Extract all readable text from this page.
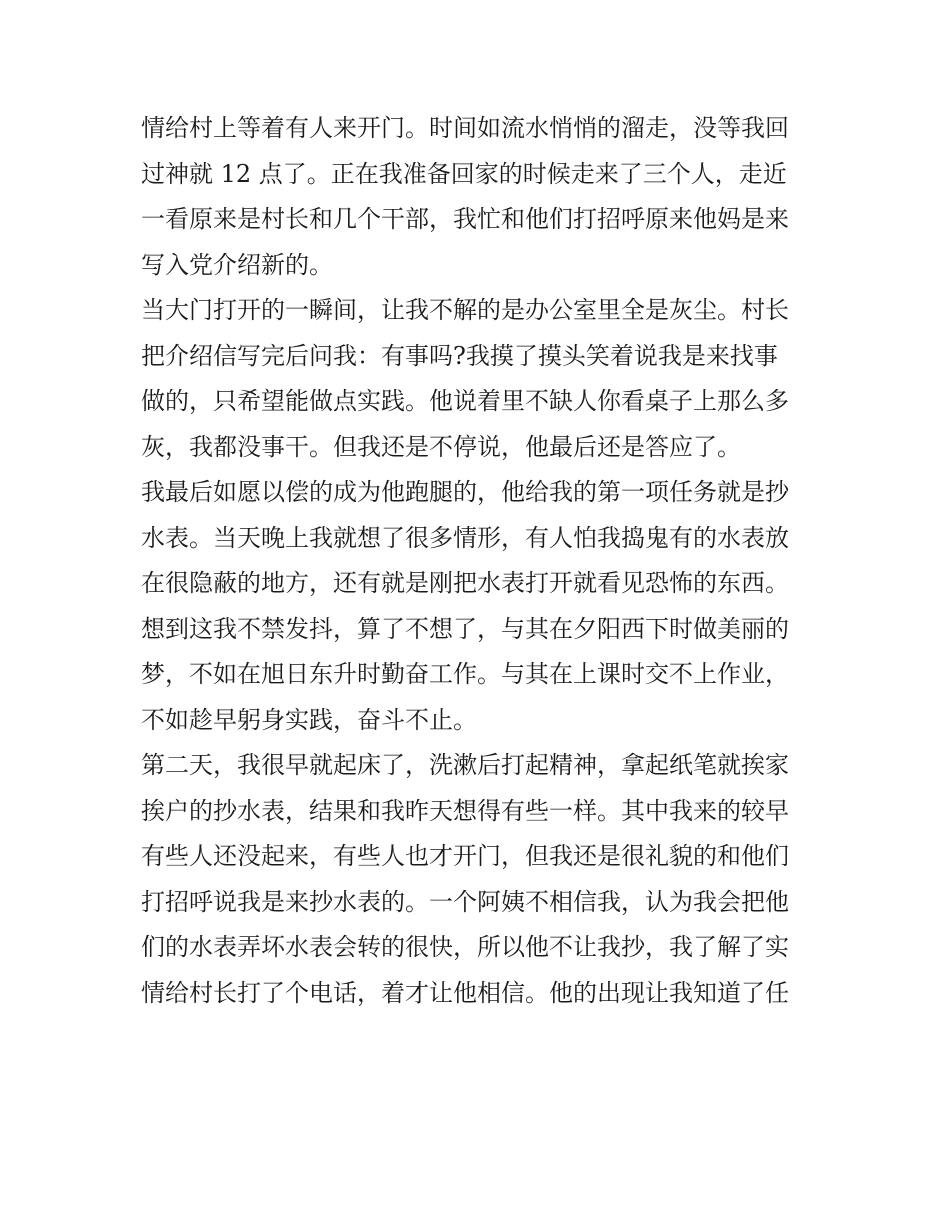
情给村上等着有人来开门。时间如流水悄悄的溜走，没等我回
过神就 12 点了。正在我准备回家的时候走来了三个人，走近
一看原来是村长和几个干部，我忙和他们打招呼原来他妈是来
写入党介绍新的。
当大门打开的一瞬间，让我不解的是办公室里全是灰尘。村长
把介绍信写完后问我：有事吗?我摸了摸头笑着说我是来找事
做的，只希望能做点实践。他说着里不缺人你看桌子上那么多
灰，我都没事干。但我还是不停说，他最后还是答应了。
我最后如愿以偿的成为他跑腿的，他给我的第一项任务就是抄
水表。当天晚上我就想了很多情形，有人怕我捣鬼有的水表放
在很隐蔽的地方，还有就是刚把水表打开就看见恐怖的东西。
想到这我不禁发抖，算了不想了，与其在夕阳西下时做美丽的
梦，不如在旭日东升时勤奋工作。与其在上课时交不上作业，
不如趁早躬身实践，奋斗不止。
第二天，我很早就起床了，洗漱后打起精神，拿起纸笔就挨家
挨户的抄水表，结果和我昨天想得有些一样。其中我来的较早
有些人还没起来，有些人也才开门，但我还是很礼貌的和他们
打招呼说我是来抄水表的。一个阿姨不相信我，认为我会把他
们的水表弄坏水表会转的很快，所以他不让我抄，我了解了实
情给村长打了个电话，着才让他相信。他的出现让我知道了任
- - -
Exercise description: Take the records above and transcribe them exactly, dropping every picture.

Task answer:
Extract all readable text from this page.
情给村上等着有人来开门。时间如流水悄悄的溜走，没等我回
过神就 12 点了。正在我准备回家的时候走来了三个人，走近
一看原来是村长和几个干部，我忙和他们打招呼原来他妈是来
写入党介绍新的。
当大门打开的一瞬间，让我不解的是办公室里全是灰尘。村长
把介绍信写完后问我：有事吗?我摸了摸头笑着说我是来找事
做的，只希望能做点实践。他说着里不缺人你看桌子上那么多
灰，我都没事干。但我还是不停说，他最后还是答应了。
我最后如愿以偿的成为他跑腿的，他给我的第一项任务就是抄
水表。当天晚上我就想了很多情形，有人怕我捣鬼有的水表放
在很隐蔽的地方，还有就是刚把水表打开就看见恐怖的东西。
想到这我不禁发抖，算了不想了，与其在夕阳西下时做美丽的
梦，不如在旭日东升时勤奋工作。与其在上课时交不上作业，
不如趁早躬身实践，奋斗不止。
第二天，我很早就起床了，洗漱后打起精神，拿起纸笔就挨家
挨户的抄水表，结果和我昨天想得有些一样。其中我来的较早
有些人还没起来，有些人也才开门，但我还是很礼貌的和他们
打招呼说我是来抄水表的。一个阿姨不相信我，认为我会把他
们的水表弄坏水表会转的很快，所以他不让我抄，我了解了实
情给村长打了个电话，着才让他相信。他的出现让我知道了任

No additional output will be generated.